Stored data

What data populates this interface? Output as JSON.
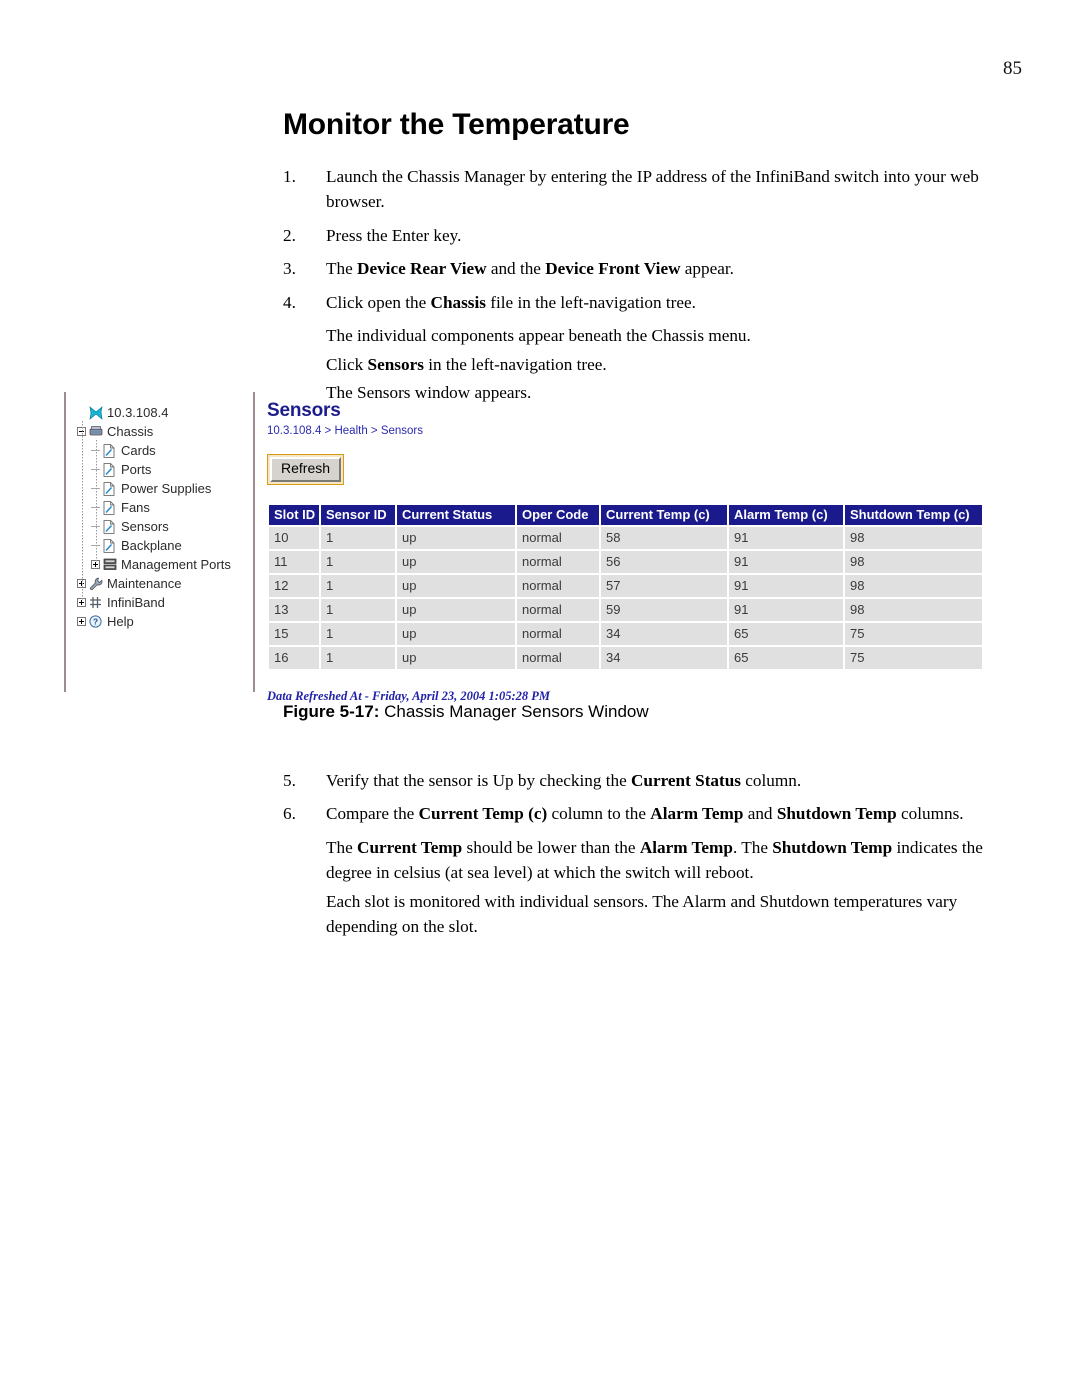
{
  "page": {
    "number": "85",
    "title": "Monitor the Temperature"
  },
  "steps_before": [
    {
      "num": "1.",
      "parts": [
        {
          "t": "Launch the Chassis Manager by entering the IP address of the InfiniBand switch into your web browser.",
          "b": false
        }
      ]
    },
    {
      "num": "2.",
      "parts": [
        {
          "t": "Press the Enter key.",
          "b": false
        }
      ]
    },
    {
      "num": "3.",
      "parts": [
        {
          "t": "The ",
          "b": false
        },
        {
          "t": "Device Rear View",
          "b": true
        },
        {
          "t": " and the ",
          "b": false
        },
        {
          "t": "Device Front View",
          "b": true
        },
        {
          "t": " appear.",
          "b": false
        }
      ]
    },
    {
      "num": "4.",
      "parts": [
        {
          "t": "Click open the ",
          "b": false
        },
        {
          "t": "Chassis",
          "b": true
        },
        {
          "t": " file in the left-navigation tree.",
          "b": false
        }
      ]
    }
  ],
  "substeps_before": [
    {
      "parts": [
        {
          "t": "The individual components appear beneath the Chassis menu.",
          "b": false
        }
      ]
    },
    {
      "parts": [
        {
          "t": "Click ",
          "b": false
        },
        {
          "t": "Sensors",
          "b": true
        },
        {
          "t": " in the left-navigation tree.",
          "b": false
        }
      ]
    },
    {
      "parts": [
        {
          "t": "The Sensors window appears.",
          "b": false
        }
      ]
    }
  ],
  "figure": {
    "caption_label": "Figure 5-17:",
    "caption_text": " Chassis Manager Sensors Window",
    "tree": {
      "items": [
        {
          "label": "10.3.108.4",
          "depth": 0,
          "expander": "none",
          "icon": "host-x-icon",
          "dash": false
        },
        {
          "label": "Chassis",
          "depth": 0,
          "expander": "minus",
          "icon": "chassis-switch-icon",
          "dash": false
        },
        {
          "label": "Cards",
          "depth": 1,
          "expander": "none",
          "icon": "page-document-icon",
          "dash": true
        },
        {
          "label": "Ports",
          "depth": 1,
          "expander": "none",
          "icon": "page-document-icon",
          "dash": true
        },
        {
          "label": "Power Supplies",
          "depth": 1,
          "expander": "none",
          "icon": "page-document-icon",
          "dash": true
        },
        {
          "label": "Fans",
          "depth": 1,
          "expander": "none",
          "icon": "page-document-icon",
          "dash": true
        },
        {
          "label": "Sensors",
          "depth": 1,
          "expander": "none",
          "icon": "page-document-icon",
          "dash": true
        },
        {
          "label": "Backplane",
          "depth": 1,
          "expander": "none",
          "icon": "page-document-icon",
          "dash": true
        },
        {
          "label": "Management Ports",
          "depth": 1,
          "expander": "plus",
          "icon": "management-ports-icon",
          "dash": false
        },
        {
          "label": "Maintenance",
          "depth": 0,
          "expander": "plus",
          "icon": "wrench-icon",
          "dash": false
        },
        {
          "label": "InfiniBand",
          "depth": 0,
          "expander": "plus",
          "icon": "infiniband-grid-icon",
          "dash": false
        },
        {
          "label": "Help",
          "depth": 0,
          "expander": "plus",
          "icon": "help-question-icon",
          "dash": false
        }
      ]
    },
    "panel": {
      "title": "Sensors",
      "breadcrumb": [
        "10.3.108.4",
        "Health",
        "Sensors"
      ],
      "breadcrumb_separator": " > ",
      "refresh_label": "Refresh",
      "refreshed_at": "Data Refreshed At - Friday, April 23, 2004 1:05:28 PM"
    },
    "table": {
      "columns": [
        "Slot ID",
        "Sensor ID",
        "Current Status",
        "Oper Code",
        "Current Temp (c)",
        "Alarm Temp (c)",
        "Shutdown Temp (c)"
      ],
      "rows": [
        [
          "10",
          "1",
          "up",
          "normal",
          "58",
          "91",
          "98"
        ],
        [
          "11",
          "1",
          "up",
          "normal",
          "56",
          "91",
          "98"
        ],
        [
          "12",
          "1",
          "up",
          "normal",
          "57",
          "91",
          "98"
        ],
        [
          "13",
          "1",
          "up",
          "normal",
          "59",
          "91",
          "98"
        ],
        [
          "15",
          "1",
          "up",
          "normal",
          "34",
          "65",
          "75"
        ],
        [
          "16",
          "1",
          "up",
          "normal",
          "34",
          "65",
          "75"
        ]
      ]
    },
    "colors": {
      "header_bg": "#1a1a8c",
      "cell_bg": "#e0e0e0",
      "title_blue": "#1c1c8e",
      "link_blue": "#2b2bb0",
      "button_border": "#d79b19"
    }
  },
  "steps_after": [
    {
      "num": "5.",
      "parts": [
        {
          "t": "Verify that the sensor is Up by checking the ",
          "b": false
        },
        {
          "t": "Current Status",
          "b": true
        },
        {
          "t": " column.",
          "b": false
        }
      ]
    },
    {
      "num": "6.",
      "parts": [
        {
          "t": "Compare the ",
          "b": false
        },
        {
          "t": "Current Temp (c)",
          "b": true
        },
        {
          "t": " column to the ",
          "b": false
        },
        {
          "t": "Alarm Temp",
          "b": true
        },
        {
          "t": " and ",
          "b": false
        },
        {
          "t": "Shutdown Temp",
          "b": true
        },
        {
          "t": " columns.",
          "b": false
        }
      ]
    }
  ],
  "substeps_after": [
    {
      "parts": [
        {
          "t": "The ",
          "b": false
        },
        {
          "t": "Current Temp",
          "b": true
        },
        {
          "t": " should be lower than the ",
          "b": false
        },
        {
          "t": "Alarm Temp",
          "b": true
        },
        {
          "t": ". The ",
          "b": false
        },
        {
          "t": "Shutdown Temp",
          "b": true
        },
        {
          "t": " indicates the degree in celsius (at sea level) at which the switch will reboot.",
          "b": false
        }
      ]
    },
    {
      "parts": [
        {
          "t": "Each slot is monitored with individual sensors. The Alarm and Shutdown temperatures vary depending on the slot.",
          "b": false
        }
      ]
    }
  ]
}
* * *
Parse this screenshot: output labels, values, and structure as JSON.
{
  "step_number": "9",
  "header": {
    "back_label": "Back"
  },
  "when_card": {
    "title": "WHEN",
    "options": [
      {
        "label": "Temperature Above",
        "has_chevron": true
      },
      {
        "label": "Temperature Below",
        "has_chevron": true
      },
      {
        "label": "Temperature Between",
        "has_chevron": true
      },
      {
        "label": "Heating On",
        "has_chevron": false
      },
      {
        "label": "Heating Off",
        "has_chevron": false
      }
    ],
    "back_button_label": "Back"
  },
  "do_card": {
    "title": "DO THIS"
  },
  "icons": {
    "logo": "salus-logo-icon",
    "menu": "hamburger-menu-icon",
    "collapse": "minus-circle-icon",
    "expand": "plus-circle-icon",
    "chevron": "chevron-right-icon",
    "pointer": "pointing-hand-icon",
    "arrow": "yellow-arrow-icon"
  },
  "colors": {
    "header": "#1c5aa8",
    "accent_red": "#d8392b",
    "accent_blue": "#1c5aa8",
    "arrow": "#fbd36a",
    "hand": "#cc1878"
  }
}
---
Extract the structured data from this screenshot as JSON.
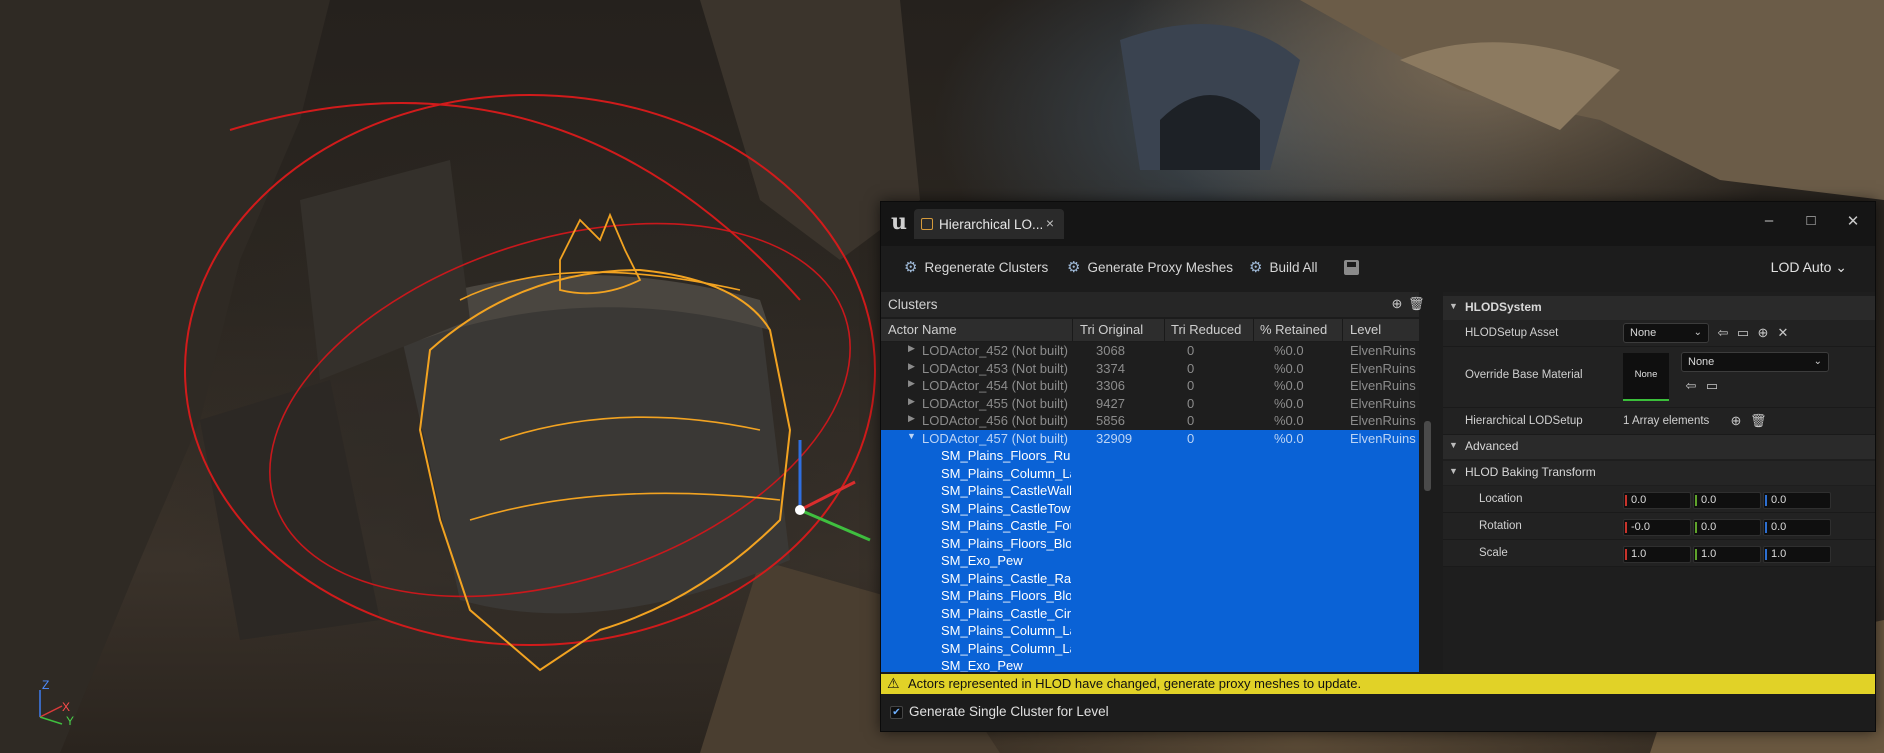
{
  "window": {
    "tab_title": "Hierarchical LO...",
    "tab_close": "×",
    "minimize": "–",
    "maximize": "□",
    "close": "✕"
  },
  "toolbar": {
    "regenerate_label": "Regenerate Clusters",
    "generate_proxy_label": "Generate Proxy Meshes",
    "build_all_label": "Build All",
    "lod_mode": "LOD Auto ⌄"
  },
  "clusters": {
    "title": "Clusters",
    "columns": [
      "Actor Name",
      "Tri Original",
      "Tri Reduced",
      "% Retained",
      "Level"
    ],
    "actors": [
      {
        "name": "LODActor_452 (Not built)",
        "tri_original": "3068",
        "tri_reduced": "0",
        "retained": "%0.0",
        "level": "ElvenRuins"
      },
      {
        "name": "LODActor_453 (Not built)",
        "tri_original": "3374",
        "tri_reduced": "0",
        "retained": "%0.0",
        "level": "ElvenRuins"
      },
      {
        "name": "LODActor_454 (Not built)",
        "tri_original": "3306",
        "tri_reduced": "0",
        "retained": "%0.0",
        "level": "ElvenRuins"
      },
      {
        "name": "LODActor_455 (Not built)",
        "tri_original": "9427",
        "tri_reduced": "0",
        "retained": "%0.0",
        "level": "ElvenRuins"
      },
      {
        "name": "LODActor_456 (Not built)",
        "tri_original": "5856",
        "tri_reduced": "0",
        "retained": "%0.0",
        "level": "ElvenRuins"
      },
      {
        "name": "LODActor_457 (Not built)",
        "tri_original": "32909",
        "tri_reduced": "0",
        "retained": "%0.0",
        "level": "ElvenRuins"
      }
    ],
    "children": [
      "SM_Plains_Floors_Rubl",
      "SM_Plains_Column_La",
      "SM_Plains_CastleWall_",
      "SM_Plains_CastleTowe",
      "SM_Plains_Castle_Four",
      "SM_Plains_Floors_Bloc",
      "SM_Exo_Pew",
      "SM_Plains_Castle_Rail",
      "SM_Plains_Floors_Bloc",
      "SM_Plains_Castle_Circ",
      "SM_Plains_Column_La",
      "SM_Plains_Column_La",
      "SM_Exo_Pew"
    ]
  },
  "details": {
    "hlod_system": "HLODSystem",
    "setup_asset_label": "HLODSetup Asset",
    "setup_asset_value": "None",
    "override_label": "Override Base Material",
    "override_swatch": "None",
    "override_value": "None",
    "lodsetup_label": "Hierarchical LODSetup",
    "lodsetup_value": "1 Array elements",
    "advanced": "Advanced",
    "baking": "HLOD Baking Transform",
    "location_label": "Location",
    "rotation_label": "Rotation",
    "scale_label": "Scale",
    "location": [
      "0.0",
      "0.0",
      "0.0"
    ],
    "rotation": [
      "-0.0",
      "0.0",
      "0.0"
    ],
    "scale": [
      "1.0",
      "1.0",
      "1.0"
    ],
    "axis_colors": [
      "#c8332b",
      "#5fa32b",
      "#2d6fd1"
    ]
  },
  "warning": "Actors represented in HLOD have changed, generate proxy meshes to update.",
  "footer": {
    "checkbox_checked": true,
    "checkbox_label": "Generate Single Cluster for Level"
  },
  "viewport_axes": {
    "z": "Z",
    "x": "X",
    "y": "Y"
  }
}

Task to carry out:
Using the listing above, work out how many of its lines include "tree", and give only the result.

Finished exercise:
3